***** Available records *****
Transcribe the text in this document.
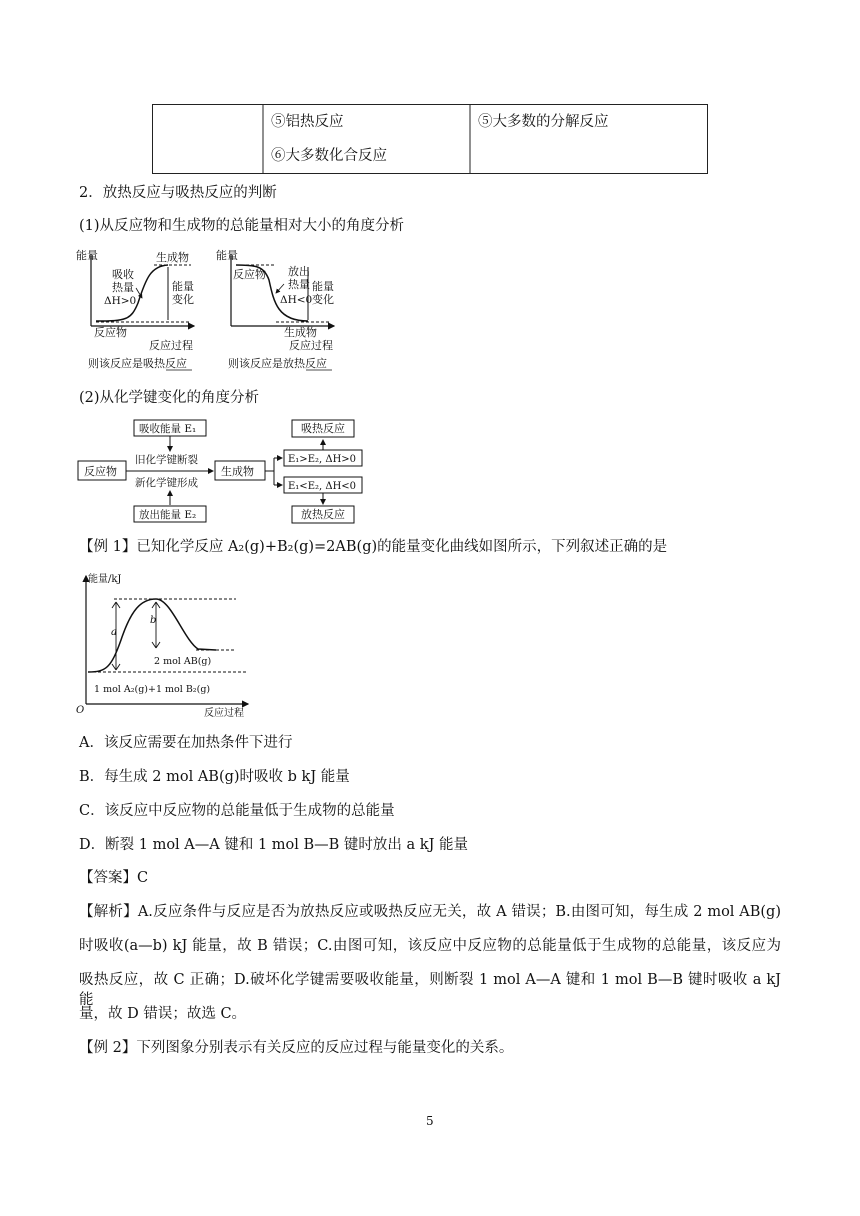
⑤铝热反应
⑥大多数化合反应
⑤大多数的分解反应
2．放热反应与吸热反应的判断
(1)从反应物和生成物的总能量相对大小的角度分析
能量	生成物
吸收
热量
ΔH>0
能量
变化
反应物
反应过程
则该反应是吸热反应
能量
反应物 放出
热量
ΔH<0
能量
变化
生成物
反应过程
则该反应是放热反应
(2)从化学键变化的角度分析
吸收能量 E₁
反应物
旧化学键断裂
新化学键形成
生成物
放出能量 E₂
E₁>E₂, ΔH>0
E₁<E₂, ΔH<0
吸热反应
放热反应
【例 1】已知化学反应 A₂(g)+B₂(g)=2AB(g)的能量变化曲线如图所示，下列叙述正确的是
能量/kJ
a
b
2 mol AB(g)
1 mol A₂(g)+1 mol B₂(g)
O	反应过程
A．该反应需要在加热条件下进行
B．每生成 2 mol AB(g)时吸收 b kJ 能量
C．该反应中反应物的总能量低于生成物的总能量
D．断裂 1 mol A—A 键和 1 mol B—B 键时放出 a kJ 能量
【答案】C
【解析】A.反应条件与反应是否为放热反应或吸热反应无关，故 A 错误；B.由图可知，每生成 2 mol AB(g)
时吸收(a—b) kJ 能量，故 B 错误；C.由图可知，该反应中反应物的总能量低于生成物的总能量，该反应为
吸热反应，故 C 正确；D.破坏化学键需要吸收能量，则断裂 1 mol A—A 键和 1 mol B—B 键时吸收 a kJ 能
量，故 D 错误；故选 C。
【例 2】下列图象分别表示有关反应的反应过程与能量变化的关系。
5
*****
Output the entries above exactly. Drop the pictures.

Transcribe the text in this document.
⑤铝热反应
⑥大多数化合反应
⑤大多数的分解反应
2．放热反应与吸热反应的判断
(1)从反应物和生成物的总能量相对大小的角度分析
能量	生成物
吸收
热量
ΔH>0
能量
变化
反应物
反应过程
则该反应是吸热反应
能量
反应物 放出
热量
ΔH<0
能量
变化
生成物
反应过程
则该反应是放热反应
(2)从化学键变化的角度分析
吸收能量 E₁
反应物
旧化学键断裂
新化学键形成
生成物
放出能量 E₂
E₁>E₂, ΔH>0
E₁<E₂, ΔH<0
吸热反应
放热反应
【例 1】已知化学反应 A₂(g)+B₂(g)=2AB(g)的能量变化曲线如图所示，下列叙述正确的是
能量/kJ
a
b
2 mol AB(g)
1 mol A₂(g)+1 mol B₂(g)
O	反应过程
A．该反应需要在加热条件下进行
B．每生成 2 mol AB(g)时吸收 b kJ 能量
C．该反应中反应物的总能量低于生成物的总能量
D．断裂 1 mol A—A 键和 1 mol B—B 键时放出 a kJ 能量
【答案】C
【解析】A.反应条件与反应是否为放热反应或吸热反应无关，故 A 错误；B.由图可知，每生成 2 mol AB(g)
时吸收(a—b) kJ 能量，故 B 错误；C.由图可知，该反应中反应物的总能量低于生成物的总能量，该反应为
吸热反应，故 C 正确；D.破坏化学键需要吸收能量，则断裂 1 mol A—A 键和 1 mol B—B 键时吸收 a kJ 能
量，故 D 错误；故选 C。
【例 2】下列图象分别表示有关反应的反应过程与能量变化的关系。
5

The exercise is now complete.